## WHAT IS NEEDED
Your answer is a single number: the count of lines that contain the string "text".
-- EXTRACTED MATERIAL start --
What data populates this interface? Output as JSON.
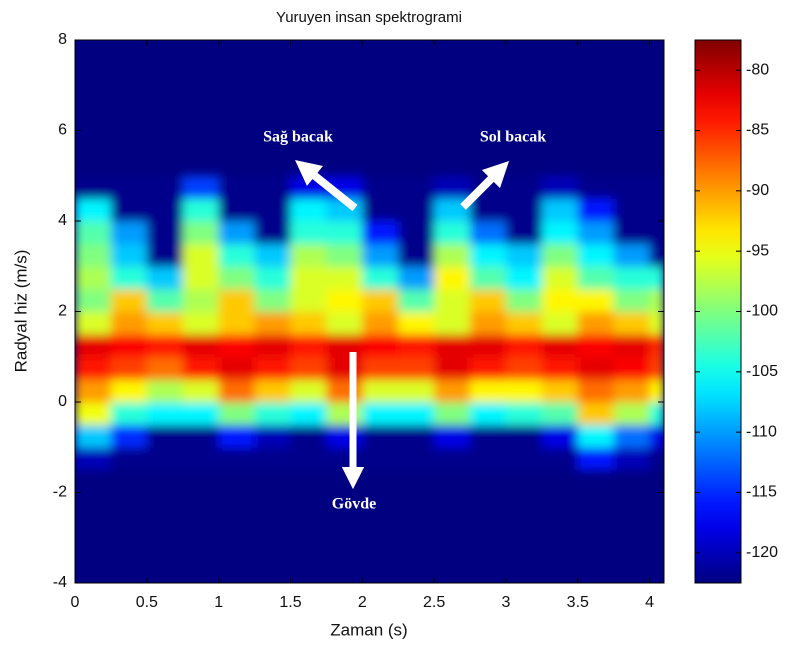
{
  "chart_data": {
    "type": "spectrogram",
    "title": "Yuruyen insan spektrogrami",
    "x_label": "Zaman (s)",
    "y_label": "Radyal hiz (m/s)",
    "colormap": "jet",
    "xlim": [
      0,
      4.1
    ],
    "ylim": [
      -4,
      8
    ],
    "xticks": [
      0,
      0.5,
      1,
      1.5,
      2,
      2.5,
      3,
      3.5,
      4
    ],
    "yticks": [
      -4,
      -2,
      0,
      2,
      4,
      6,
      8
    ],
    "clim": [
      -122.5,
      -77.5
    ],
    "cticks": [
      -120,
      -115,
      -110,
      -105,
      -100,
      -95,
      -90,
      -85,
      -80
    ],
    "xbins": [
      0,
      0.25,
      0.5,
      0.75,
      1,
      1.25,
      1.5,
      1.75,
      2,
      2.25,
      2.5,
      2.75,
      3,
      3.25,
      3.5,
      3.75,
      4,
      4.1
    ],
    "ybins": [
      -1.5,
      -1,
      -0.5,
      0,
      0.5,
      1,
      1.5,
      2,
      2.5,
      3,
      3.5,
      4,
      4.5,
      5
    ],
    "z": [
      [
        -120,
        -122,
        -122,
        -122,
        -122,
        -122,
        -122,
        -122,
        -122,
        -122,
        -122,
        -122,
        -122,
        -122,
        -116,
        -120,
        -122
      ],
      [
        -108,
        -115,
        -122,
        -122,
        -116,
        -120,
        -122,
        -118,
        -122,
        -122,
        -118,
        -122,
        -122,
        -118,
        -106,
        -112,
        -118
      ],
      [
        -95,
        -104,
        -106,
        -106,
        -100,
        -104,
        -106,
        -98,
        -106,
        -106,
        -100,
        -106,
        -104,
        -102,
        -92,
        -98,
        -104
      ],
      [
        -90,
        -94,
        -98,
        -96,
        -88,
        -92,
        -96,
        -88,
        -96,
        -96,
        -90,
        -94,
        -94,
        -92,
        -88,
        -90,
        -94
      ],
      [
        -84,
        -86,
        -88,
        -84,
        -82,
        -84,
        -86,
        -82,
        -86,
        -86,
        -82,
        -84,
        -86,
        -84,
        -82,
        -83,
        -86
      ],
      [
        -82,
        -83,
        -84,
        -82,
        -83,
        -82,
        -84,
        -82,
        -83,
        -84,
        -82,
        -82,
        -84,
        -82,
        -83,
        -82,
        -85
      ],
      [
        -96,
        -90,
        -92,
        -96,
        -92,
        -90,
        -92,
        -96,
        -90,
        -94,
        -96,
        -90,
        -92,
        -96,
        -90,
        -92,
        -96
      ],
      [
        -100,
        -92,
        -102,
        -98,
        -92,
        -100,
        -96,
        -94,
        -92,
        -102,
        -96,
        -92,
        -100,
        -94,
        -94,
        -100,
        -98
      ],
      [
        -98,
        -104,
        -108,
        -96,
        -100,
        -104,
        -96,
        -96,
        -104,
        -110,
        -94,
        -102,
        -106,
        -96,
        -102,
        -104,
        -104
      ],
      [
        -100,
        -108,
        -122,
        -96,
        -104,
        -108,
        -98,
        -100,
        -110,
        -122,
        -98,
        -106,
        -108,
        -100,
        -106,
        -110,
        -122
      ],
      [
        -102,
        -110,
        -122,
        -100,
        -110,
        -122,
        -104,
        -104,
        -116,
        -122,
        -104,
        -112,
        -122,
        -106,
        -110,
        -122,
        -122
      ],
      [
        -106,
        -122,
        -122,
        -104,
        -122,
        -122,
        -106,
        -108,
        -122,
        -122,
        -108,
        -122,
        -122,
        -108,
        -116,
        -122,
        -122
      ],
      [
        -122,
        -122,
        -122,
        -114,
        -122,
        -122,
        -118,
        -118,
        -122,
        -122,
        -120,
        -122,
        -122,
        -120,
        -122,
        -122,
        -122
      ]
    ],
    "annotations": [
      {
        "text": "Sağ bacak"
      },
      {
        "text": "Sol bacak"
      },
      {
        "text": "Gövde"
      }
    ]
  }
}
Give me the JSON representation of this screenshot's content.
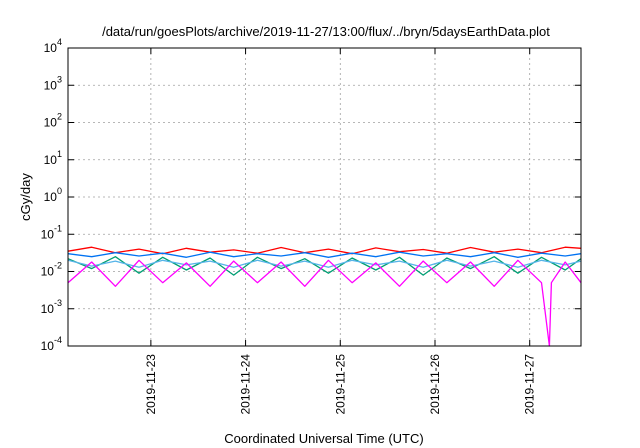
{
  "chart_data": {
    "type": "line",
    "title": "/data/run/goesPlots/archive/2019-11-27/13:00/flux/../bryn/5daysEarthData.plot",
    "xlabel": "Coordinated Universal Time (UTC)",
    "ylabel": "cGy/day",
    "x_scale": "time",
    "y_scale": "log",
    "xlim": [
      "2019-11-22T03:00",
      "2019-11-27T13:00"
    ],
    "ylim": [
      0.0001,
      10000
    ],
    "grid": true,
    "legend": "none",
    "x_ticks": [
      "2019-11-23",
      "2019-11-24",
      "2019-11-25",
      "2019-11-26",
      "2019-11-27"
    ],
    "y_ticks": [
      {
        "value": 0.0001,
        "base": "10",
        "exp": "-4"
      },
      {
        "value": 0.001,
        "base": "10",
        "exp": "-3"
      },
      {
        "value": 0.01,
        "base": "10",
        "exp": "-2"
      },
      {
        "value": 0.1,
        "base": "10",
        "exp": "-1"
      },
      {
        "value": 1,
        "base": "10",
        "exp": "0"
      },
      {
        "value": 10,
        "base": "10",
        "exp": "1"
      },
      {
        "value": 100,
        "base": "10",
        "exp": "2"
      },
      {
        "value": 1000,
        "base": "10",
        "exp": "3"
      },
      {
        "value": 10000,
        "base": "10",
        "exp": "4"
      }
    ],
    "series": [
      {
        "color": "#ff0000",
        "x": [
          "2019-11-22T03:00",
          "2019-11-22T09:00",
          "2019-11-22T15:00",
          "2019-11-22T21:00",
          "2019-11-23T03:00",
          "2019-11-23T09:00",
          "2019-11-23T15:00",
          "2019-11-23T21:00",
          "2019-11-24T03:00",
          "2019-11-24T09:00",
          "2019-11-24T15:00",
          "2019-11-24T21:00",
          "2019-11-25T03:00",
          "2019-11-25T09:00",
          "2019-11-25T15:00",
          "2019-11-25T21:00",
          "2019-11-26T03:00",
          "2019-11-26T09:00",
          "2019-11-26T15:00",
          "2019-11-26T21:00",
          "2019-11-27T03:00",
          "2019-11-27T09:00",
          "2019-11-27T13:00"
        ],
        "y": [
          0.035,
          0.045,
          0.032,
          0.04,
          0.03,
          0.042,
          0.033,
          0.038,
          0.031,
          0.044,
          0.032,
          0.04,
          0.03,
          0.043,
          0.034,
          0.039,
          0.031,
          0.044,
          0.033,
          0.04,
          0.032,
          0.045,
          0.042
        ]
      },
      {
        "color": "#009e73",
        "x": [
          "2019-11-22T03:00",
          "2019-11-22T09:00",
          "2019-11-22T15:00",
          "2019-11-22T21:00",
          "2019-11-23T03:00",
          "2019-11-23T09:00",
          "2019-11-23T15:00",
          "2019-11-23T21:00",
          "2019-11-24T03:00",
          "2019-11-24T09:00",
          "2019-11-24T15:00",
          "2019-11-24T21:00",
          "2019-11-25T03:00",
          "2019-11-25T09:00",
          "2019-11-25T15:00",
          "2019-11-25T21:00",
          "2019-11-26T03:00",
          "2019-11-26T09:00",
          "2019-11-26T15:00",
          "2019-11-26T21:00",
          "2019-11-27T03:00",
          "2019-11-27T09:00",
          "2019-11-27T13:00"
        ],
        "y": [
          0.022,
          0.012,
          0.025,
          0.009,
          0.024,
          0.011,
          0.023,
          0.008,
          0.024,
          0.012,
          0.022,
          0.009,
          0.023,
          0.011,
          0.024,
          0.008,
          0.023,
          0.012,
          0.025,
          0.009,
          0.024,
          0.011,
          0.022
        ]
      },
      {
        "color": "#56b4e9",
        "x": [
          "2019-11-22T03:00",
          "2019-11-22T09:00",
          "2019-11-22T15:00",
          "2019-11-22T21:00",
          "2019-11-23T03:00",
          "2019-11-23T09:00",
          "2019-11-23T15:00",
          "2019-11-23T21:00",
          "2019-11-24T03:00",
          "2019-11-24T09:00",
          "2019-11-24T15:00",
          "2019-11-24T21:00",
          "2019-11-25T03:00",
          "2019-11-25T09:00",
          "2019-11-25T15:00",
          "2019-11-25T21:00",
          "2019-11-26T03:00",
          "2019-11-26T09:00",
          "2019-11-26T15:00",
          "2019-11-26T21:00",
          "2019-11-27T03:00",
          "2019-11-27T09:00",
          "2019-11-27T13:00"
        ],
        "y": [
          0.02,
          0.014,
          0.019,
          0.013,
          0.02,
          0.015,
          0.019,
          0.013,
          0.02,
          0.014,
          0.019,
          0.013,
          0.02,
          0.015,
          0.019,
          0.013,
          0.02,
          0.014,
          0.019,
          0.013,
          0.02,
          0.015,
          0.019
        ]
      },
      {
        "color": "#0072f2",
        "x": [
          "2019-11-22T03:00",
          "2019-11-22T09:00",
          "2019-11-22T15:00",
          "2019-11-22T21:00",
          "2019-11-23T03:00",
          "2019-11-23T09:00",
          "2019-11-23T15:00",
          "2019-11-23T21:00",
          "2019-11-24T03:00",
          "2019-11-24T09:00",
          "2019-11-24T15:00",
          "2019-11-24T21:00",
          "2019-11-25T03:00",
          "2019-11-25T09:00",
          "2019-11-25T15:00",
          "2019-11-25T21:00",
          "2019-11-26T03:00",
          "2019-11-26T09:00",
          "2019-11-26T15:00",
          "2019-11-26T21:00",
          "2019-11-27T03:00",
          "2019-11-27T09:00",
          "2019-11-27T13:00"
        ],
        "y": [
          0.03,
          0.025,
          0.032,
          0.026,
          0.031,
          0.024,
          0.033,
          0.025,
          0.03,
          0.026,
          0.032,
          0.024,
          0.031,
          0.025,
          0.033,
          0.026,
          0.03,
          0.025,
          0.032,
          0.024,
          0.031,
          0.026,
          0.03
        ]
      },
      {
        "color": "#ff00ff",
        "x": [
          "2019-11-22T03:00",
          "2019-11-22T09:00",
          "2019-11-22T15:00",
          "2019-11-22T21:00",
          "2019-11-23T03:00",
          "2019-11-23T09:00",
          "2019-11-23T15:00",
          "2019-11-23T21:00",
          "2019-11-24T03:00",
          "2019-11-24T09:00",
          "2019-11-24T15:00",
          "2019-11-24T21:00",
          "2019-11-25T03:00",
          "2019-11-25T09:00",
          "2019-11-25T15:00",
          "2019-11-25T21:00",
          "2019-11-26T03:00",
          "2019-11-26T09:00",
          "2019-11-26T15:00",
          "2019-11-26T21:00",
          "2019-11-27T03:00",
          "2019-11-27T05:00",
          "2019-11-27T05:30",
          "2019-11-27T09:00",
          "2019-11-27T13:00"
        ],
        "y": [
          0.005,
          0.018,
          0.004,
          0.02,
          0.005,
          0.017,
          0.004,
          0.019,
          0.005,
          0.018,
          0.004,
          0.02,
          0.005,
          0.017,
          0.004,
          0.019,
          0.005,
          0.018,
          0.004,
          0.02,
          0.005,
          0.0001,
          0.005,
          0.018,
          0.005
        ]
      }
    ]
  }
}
-- EXTRACTED MATERIAL end --
## ANSWER BELOW
3